Prompt.
Carry on the passage about Governor Hogan blocking Maryland's smog protections, writing from the point after its final sentence.

-------- Provided text --------

But Governor Hogan Is Attempting to Unlawfully Block Implementation of That Solution

Unfortunately for Marylanders, one of Governor Hogan’s first acts in office was to block publication of these finalized and adopted smog protections.  Not only did the Governor lack the legal authority to stop publication of a final rule, he did not even follow his own justification for unlawfully stopping publication of the protections.

In unlawfully pulling back the protections, Governor Hogan stated that he was initiating a comprehensive review of pending regulations to allow "public input, public hearing, and full due process" before regulations may be finalized. Based on this rhetoric, one might have anticipated the Governor would use the ensuing months to allow for public input and engage in public process. Or that he would listen to the more than 9,000 individuals who have weighed in asking him to move forward with the protections. Or to the Montgomery County, Prince George’s County and Baltimore City councils, which voiced their support for their protections. Or to the Maryland State Medical Society, which passed a resolution calling for modern pollution controls on all Maryland coal plants. Or the 70 legislators and numerous public health and environmental groups who drafted comments and letters in support of the protections. Or even the owner of half the coal plants in Maryland, who also filed comments supporting the protections.

But you would be wrong. Governor Hogan has used the past three months to listen behind closed doors to the one dissenting voice, an out of state energy company that is fighting any attempt to clean up its coal plants in Maryland. Yet even this company’s objections to the commonsensical protections are difficult to fathom. In 2012, well before the Maryland Department of the Environment commenced its stakeholder process to develop the protections, this company formally informed its shareholders and government agencies on multiple occasions that it anticipated installing the exact pollution controls described in the state’s safeguards at its dirtiest Maryland plants in the 2018 to 2021 time frame to comply with expected Clean Air Act requirements. (The final regulations require exactly that and set that date at 2020.) Moreover, the following year in 2013, prior to the release of any draft of the regulations, this company filed a formal deactivation notice for these same dirty plants, effective in 2018. If the company’s plan is to deactivate the plants in 2018, it’s hard to comprehend why it is fighting so hard against protections that don’t kick in until 2020. Meanwhile, the same company has publicly stated its intention to upgrade pollution controls or switch to a cleaner fuel at 22 other coal units across the country in 5 other states. Why should Marylanders continue to suffer from poorly-controlled plants while upgrades are promised at countless other coal plants?

-------- Excerpted data --------

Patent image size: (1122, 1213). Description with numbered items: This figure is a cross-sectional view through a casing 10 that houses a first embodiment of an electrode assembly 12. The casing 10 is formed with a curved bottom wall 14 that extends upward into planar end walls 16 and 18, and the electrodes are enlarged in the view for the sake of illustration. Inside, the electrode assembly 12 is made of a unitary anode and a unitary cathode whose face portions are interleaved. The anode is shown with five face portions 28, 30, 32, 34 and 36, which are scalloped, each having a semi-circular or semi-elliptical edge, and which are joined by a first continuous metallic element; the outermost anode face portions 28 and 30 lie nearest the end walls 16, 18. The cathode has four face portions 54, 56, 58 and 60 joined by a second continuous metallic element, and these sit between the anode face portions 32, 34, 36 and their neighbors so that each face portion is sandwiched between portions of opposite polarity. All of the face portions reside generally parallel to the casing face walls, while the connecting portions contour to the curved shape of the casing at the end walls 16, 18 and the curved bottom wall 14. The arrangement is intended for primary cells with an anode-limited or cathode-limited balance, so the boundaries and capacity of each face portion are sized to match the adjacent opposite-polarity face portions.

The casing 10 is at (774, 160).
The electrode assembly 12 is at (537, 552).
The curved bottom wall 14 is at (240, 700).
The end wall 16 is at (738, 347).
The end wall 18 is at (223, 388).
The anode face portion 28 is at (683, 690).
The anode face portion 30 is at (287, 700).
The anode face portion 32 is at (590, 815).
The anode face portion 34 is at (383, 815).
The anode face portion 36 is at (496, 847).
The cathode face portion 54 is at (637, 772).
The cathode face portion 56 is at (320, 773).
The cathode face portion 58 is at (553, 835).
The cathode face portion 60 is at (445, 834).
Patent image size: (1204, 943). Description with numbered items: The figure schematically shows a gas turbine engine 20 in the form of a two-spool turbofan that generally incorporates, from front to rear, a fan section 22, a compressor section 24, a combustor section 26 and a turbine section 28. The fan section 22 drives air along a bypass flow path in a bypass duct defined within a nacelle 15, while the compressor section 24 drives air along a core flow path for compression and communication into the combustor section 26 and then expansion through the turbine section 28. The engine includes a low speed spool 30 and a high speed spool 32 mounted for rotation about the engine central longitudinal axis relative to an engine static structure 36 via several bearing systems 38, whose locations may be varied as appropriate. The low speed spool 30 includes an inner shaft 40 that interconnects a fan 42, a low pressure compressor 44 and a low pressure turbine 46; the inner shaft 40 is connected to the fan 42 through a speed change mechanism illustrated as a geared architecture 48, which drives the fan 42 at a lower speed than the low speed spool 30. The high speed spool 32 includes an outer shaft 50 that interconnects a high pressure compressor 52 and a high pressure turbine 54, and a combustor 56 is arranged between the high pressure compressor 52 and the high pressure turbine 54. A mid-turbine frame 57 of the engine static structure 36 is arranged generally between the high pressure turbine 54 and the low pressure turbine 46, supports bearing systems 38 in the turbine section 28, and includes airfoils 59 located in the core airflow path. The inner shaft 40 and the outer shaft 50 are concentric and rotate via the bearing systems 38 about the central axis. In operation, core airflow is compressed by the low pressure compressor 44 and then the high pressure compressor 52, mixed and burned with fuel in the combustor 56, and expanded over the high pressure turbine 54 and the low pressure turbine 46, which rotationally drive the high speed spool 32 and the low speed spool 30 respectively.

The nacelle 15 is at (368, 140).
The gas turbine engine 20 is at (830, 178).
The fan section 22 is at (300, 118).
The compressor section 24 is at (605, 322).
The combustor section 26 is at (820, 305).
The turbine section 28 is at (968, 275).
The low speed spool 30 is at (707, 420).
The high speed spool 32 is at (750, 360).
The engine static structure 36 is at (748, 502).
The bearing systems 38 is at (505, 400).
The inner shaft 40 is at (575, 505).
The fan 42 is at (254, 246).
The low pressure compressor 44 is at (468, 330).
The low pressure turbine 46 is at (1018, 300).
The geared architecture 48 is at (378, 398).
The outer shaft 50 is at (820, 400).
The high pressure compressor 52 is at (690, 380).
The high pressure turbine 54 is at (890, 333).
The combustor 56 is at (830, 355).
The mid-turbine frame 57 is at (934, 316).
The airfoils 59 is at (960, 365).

--------

Task answer.
 

Sierra Club and Chesapeake Physicians for Social Responsibility Standing Up for Public Health

Despite Governor Hogan’s assurance that “I’m going to be the best environmental governor that’s ever served,” his actions tell a very different story. Taking his cues from a single corporate polluter, he is unlawfully attempting to gut common sense protections that simply ask coal plant owners to bring their dirty 1950’s facilities into the 21st century.

That’s why the Sierra Club and Chesapeake Physicians for Social Responsibility are ready for action and willing to fight against back-tracking on healthy air safeguards that all Marylanders deserve.

 

Please note - the author has updated the article to reflect grammatical changes (11:38 AM on April 24, 2015)


[1] See generally EPA 2013 Integrated Science Assessment (cataloguing in depth the science of ozone human health impacts); see also Hansen et al. (2006). Maternal exposure to low levels of ambient air pollution and preterm birth in Brisbane, Australia. BJOG.113: 935-941.

[2] Baltimore City Health Department: Asthma, available at http://health.baltimorecity.gov/node/454, attached as Exhibit 2.

[3] Maryland Dept. of Health and Mental Hygiene, Asthma in Maryland 2011, at 53, Fig. 13-4, 57, Fig. 14-3 & 52, Fig. 13-2.

[4] Maryland Dept. of Health and Mental Hygiene, Asthma in Maryland 2011, at 64.